■ **REQUIRED TASK**
Check every line below for the word "brush" and show those that hold it.

###

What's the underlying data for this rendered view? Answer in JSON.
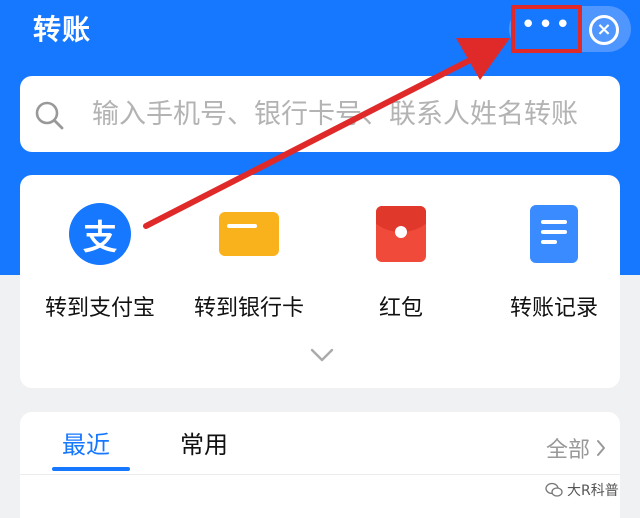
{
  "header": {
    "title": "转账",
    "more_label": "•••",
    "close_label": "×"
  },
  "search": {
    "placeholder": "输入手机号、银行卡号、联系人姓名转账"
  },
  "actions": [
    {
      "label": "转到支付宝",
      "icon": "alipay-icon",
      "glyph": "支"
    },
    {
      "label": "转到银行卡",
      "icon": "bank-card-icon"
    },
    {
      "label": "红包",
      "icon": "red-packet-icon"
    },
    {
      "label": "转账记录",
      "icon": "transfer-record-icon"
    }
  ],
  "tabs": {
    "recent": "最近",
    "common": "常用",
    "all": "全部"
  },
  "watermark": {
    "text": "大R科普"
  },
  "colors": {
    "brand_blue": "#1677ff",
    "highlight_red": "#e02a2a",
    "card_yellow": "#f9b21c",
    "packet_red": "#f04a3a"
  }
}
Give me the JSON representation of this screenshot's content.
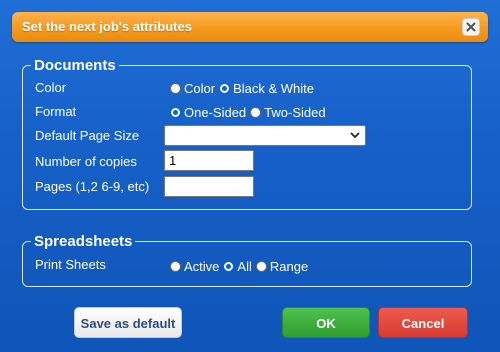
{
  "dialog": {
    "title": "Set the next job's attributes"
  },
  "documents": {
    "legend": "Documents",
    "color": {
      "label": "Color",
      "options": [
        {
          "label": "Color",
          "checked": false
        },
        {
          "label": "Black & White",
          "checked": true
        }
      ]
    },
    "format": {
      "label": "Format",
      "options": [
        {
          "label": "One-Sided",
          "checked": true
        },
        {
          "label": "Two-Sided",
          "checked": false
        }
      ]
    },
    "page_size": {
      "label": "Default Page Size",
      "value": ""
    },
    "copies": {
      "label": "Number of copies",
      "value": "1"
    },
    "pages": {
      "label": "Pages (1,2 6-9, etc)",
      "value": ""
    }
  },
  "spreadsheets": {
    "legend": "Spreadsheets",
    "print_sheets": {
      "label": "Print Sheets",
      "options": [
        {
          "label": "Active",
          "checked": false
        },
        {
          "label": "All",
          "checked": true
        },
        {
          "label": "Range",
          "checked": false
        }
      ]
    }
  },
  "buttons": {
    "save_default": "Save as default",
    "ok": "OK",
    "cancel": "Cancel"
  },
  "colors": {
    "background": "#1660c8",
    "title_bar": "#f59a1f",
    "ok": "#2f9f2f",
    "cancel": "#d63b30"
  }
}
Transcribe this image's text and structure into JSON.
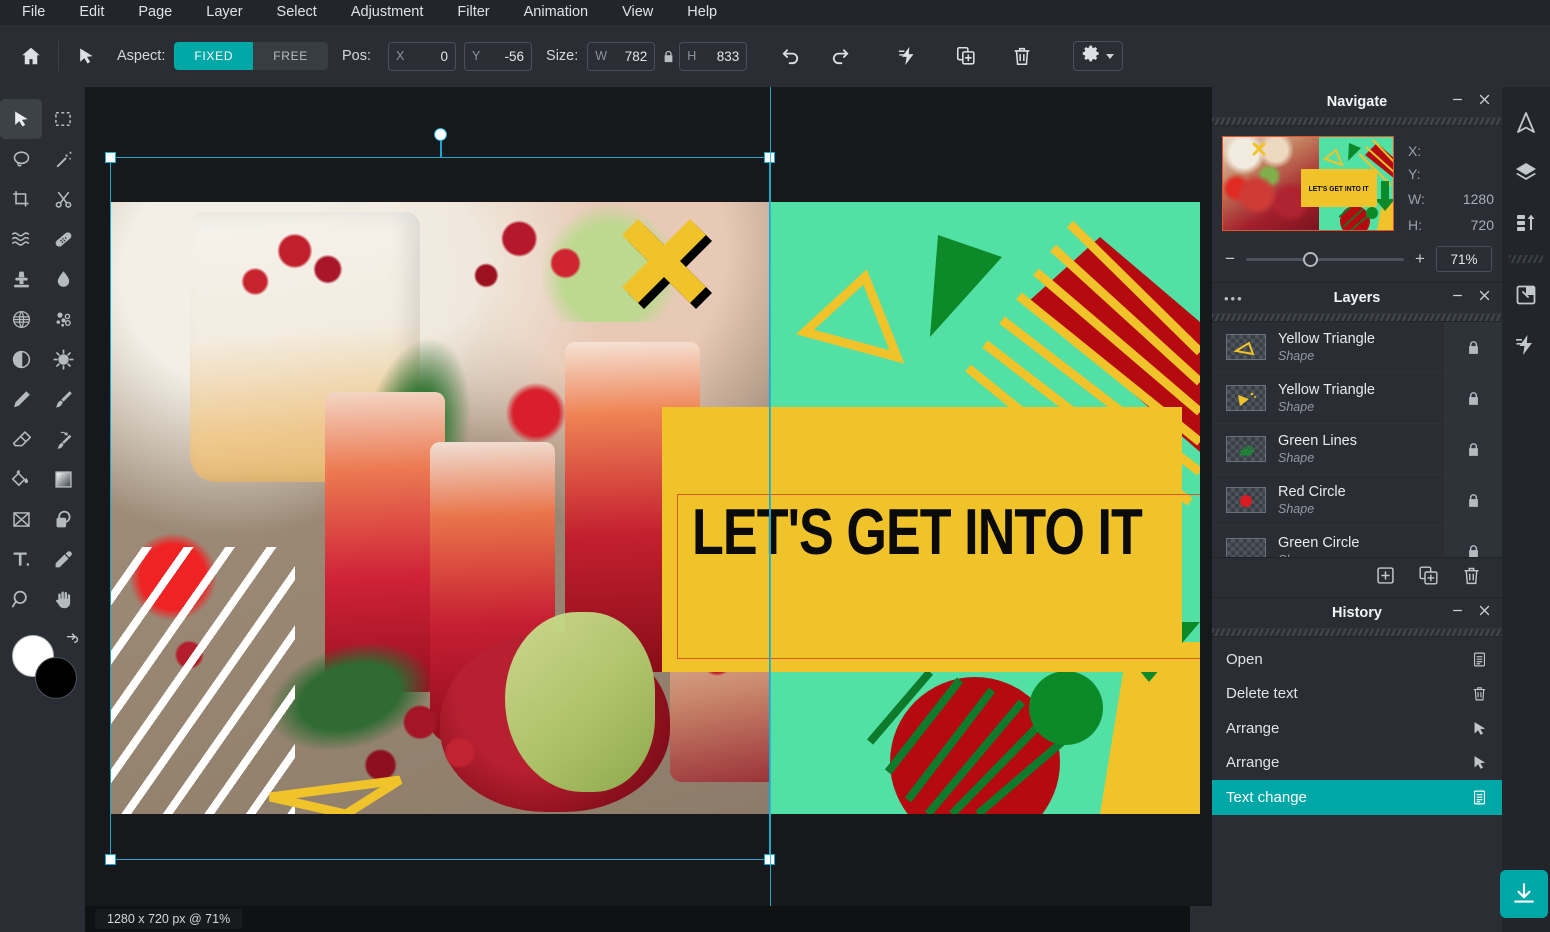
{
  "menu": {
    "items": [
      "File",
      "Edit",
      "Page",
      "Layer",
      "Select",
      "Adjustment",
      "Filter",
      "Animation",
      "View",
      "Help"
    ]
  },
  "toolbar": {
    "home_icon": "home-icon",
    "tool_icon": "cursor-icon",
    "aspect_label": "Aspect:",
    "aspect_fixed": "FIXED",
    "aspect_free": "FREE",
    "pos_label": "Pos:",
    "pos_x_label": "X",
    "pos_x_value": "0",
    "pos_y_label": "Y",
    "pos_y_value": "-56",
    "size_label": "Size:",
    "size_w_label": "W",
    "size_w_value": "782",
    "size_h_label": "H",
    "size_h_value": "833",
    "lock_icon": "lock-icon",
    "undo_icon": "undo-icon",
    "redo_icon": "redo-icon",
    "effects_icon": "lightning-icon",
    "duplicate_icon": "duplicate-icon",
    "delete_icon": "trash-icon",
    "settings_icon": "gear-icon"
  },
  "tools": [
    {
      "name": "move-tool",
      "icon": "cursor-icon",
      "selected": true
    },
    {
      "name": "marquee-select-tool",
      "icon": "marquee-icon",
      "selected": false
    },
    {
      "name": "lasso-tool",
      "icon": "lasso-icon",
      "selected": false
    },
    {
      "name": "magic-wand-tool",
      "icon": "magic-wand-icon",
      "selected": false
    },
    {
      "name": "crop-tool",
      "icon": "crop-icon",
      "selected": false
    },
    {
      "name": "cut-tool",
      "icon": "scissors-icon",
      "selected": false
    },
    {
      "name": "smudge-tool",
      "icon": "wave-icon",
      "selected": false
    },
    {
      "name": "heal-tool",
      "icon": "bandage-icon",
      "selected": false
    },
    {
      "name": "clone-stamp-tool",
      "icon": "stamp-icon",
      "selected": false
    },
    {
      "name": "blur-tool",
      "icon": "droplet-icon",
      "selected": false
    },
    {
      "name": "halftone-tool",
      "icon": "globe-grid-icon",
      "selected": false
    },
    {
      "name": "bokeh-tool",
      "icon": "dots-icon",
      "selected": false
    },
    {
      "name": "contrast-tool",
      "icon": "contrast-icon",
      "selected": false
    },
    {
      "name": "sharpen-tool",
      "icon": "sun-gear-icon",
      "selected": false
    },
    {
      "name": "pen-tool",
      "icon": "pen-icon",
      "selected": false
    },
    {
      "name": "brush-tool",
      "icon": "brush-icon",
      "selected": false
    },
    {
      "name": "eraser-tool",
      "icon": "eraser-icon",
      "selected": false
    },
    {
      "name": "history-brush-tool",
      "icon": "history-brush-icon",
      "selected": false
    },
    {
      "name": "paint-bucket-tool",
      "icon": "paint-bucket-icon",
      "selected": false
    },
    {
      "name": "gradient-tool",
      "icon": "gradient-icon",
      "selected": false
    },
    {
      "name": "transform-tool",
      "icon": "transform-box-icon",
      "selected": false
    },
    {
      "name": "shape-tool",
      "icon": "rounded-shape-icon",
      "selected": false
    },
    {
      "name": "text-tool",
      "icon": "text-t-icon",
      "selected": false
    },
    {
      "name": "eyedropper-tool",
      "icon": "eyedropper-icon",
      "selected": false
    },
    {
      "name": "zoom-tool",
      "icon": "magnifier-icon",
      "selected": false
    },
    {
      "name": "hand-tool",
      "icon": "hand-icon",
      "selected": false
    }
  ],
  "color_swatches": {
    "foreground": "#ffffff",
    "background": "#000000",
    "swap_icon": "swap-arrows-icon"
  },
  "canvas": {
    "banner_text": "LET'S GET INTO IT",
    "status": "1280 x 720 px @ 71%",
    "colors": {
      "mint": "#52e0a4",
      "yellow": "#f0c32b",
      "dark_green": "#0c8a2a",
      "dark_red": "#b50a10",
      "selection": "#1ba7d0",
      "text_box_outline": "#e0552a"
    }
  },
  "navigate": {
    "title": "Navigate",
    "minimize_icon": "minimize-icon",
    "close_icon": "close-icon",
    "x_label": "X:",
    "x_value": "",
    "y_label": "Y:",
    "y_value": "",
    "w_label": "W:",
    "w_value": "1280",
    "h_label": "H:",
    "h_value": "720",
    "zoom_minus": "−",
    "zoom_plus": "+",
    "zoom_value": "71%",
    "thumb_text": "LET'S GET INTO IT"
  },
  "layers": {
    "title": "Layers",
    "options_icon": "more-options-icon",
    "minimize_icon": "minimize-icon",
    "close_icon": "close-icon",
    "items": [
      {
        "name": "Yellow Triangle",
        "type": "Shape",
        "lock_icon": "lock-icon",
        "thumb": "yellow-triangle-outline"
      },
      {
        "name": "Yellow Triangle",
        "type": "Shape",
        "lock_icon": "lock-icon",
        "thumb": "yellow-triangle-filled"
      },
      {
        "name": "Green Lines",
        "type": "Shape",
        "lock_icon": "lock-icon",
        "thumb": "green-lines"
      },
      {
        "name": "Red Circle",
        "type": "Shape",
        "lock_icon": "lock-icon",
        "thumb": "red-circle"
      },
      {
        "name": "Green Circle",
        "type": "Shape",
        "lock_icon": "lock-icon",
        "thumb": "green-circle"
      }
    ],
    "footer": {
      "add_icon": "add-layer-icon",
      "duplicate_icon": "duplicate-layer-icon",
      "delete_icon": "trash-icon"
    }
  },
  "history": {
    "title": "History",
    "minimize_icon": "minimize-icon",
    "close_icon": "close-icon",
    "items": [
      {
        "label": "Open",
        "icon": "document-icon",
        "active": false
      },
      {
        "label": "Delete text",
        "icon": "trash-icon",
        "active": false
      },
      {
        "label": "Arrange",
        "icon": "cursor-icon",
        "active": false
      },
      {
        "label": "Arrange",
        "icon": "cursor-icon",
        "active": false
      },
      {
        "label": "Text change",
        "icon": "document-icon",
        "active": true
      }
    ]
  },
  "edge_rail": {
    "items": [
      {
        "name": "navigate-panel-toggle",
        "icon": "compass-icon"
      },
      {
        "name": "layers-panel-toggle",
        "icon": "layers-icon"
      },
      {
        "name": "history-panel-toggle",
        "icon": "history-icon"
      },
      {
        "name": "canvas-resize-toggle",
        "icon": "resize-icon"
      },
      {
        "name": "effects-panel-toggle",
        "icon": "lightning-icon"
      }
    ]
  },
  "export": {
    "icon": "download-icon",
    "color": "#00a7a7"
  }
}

###

■ **TASK RESPONSE**
      "name": "brush-tool",
      "icon": "brush-icon",
      "name": "history-brush-tool",
      "icon": "history-brush-icon",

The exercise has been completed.